* [Your objective]
Copy the following lines verbatim, without changing any characters.

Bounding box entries
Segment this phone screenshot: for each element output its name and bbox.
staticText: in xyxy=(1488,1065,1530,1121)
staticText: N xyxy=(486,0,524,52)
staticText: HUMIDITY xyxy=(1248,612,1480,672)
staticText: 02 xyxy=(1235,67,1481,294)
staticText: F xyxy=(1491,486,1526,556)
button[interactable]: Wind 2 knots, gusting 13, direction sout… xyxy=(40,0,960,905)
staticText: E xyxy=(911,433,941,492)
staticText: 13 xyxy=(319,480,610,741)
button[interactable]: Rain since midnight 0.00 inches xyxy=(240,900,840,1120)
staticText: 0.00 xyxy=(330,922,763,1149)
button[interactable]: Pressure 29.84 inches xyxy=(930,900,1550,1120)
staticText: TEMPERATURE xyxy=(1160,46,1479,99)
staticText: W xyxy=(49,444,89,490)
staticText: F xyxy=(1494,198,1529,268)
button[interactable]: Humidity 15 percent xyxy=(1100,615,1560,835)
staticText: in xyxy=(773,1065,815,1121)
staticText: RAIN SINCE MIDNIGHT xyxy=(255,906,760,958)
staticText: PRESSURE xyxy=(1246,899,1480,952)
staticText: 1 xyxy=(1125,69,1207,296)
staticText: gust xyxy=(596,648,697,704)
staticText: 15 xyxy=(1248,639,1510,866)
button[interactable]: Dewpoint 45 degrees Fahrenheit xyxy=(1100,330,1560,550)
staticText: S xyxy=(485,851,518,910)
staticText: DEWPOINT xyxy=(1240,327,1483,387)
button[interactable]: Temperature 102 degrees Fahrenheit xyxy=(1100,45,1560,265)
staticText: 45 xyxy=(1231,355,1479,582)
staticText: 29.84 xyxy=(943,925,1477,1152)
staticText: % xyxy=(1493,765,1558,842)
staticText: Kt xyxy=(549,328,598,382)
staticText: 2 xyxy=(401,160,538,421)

* [Answer to the exercise]
Segment this phone screenshot: for each element output its name and bbox.
staticText: in xyxy=(1488,1065,1530,1121)
staticText: N xyxy=(486,0,524,52)
staticText: HUMIDITY xyxy=(1248,612,1480,672)
staticText: 02 xyxy=(1235,67,1481,294)
staticText: F xyxy=(1491,486,1526,556)
button[interactable]: Wind 2 knots, gusting 13, direction sout… xyxy=(40,0,960,905)
staticText: E xyxy=(911,433,941,492)
staticText: 13 xyxy=(319,480,610,741)
button[interactable]: Rain since midnight 0.00 inches xyxy=(240,900,840,1120)
staticText: 0.00 xyxy=(330,922,763,1149)
button[interactable]: Pressure 29.84 inches xyxy=(930,900,1550,1120)
staticText: TEMPERATURE xyxy=(1160,46,1479,99)
staticText: W xyxy=(49,444,89,490)
staticText: F xyxy=(1494,198,1529,268)
button[interactable]: Humidity 15 percent xyxy=(1100,615,1560,835)
staticText: in xyxy=(773,1065,815,1121)
staticText: RAIN SINCE MIDNIGHT xyxy=(255,906,760,958)
staticText: PRESSURE xyxy=(1246,899,1480,952)
staticText: 1 xyxy=(1125,69,1207,296)
staticText: gust xyxy=(596,648,697,704)
staticText: 15 xyxy=(1248,639,1510,866)
button[interactable]: Dewpoint 45 degrees Fahrenheit xyxy=(1100,330,1560,550)
staticText: S xyxy=(485,851,518,910)
staticText: DEWPOINT xyxy=(1240,327,1483,387)
button[interactable]: Temperature 102 degrees Fahrenheit xyxy=(1100,45,1560,265)
staticText: 45 xyxy=(1231,355,1479,582)
staticText: 29.84 xyxy=(943,925,1477,1152)
staticText: % xyxy=(1493,765,1558,842)
staticText: Kt xyxy=(549,328,598,382)
staticText: 2 xyxy=(401,160,538,421)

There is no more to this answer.